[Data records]
▬▬▬▬▬▬

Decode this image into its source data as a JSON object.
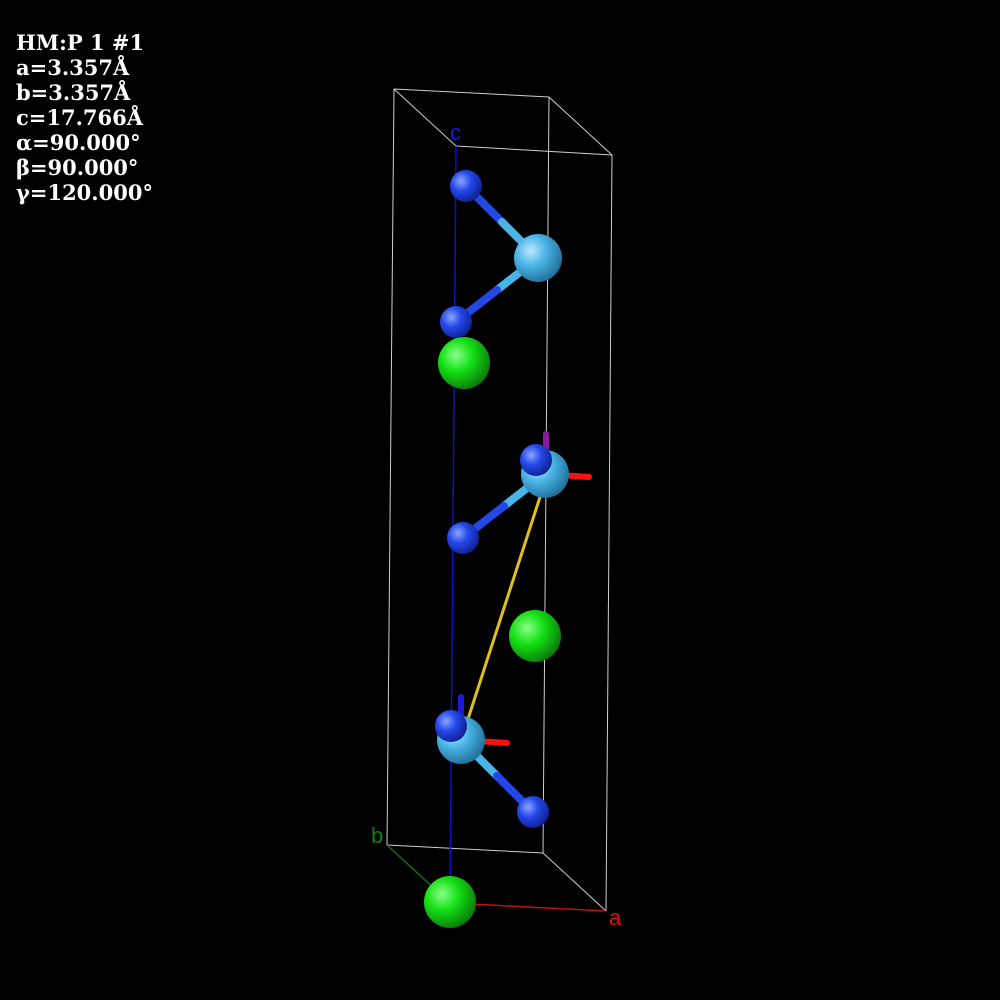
{
  "cell_info": {
    "space_group": "HM:P 1 #1",
    "a": "a=3.357Å",
    "b": "b=3.357Å",
    "c": "c=17.766Å",
    "alpha": "α=90.000°",
    "beta": "β=90.000°",
    "gamma": "γ=120.000°"
  },
  "axes": {
    "a_label": "a",
    "b_label": "b",
    "c_label": "c",
    "a_color": "#e01010",
    "b_color": "#108010",
    "c_color": "#1010d0"
  },
  "atom_colors": {
    "green_atom": "#10d010",
    "light_blue_atom": "#4ab4e6",
    "dark_blue_atom": "#2040e0",
    "bond_line": "#e0c020",
    "cell_edges": "#cccccc"
  }
}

▬▬▬▬▬▬

Problem details: Quote the data exactly, leaving every image out of the copy.

Written reply:
Decode this image into its source data as a JSON object.
{
  "cell_info": {
    "space_group": "HM:P 1 #1",
    "a": "a=3.357Å",
    "b": "b=3.357Å",
    "c": "c=17.766Å",
    "alpha": "α=90.000°",
    "beta": "β=90.000°",
    "gamma": "γ=120.000°"
  },
  "axes": {
    "a_label": "a",
    "b_label": "b",
    "c_label": "c",
    "a_color": "#e01010",
    "b_color": "#108010",
    "c_color": "#1010d0"
  },
  "atom_colors": {
    "green_atom": "#10d010",
    "light_blue_atom": "#4ab4e6",
    "dark_blue_atom": "#2040e0",
    "bond_line": "#e0c020",
    "cell_edges": "#cccccc"
  }
}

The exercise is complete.